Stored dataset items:

☆ ☆ ☆ ☆ ☆

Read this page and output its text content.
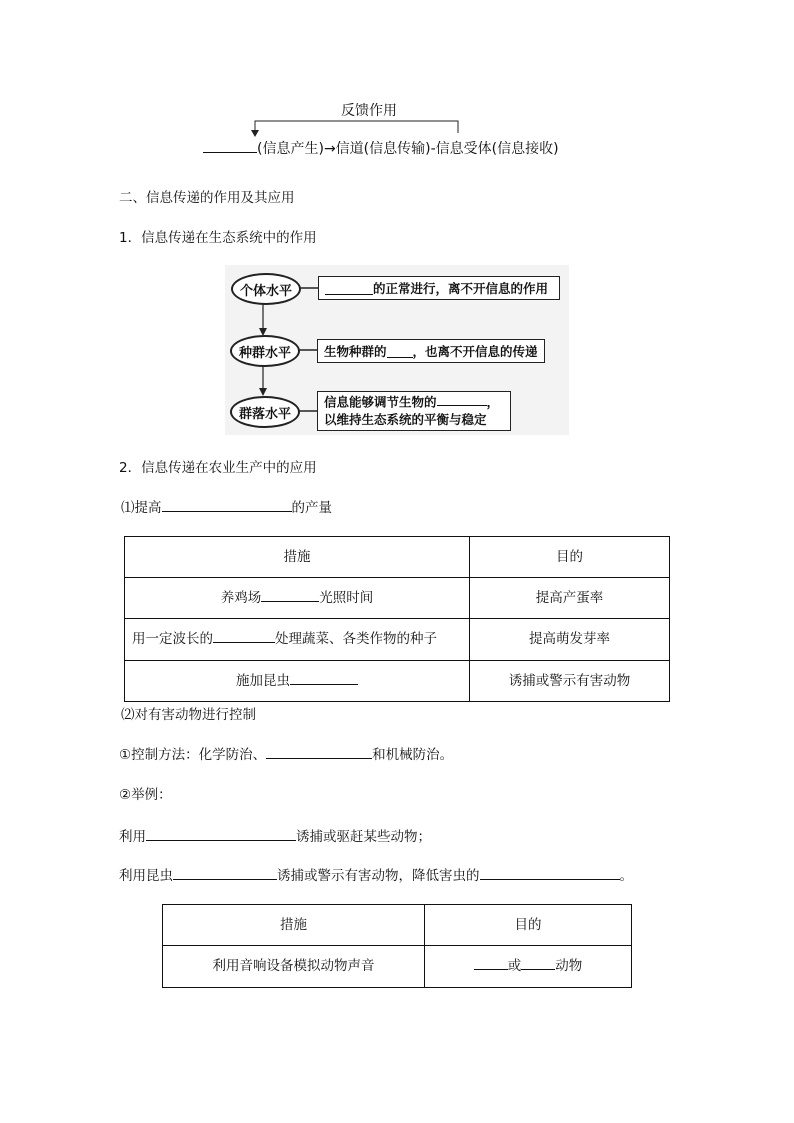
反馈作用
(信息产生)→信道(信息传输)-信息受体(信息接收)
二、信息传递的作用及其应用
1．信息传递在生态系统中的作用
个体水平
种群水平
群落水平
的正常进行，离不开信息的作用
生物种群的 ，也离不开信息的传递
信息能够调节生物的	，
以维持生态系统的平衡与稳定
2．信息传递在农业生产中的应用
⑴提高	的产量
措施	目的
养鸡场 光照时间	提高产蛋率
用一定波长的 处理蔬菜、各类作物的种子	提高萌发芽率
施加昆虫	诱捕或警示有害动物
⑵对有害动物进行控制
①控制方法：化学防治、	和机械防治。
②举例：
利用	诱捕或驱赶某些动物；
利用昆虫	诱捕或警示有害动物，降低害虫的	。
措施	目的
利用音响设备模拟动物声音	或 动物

☆ ☆ ☆ ☆ ☆

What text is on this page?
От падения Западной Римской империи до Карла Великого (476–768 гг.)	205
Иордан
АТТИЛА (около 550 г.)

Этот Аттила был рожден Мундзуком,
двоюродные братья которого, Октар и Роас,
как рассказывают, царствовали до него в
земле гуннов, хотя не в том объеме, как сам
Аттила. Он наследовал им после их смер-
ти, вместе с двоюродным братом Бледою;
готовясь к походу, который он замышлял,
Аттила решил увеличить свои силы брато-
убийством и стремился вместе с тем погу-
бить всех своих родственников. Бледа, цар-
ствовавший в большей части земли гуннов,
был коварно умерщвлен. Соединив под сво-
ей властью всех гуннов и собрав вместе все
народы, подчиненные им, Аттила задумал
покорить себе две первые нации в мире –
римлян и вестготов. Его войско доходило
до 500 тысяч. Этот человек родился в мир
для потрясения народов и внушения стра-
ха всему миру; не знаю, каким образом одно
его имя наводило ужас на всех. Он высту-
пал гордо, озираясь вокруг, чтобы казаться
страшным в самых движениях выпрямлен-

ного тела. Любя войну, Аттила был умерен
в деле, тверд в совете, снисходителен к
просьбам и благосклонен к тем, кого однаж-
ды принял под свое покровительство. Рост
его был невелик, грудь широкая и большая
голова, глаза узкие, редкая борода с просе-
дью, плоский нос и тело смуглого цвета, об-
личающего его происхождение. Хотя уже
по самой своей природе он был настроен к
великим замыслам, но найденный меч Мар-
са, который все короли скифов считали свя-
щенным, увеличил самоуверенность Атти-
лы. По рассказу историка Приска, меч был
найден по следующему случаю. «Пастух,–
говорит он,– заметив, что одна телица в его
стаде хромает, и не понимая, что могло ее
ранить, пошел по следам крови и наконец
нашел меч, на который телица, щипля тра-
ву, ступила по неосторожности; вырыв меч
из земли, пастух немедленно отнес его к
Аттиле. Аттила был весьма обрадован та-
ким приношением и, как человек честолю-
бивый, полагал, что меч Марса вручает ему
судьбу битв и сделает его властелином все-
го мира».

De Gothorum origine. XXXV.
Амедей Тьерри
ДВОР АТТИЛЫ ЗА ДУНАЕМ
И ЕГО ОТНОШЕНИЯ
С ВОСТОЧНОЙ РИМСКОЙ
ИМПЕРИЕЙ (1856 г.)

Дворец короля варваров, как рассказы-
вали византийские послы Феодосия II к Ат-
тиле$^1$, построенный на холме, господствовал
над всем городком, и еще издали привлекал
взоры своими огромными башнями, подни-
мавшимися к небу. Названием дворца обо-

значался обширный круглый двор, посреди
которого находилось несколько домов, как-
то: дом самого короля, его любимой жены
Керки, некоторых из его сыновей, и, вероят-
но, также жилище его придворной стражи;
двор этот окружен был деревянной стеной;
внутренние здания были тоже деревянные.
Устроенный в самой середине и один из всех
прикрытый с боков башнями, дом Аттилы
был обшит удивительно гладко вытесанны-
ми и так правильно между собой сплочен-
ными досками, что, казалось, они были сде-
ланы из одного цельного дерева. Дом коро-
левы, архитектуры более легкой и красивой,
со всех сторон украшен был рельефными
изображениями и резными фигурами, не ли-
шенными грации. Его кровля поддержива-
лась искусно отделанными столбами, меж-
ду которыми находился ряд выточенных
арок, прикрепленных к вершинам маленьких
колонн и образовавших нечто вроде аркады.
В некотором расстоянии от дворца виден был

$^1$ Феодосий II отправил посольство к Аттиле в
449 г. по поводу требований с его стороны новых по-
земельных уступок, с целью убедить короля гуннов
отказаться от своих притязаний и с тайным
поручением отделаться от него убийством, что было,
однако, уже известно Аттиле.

☆ ☆ ☆ ☆ ☆

Scan the material above for the string "который" and return the lines that hold it.

готовясь к походу, который он замышлял,
са, который все короли скифов считали свя-
нашел меч, на который телица, щипля тра-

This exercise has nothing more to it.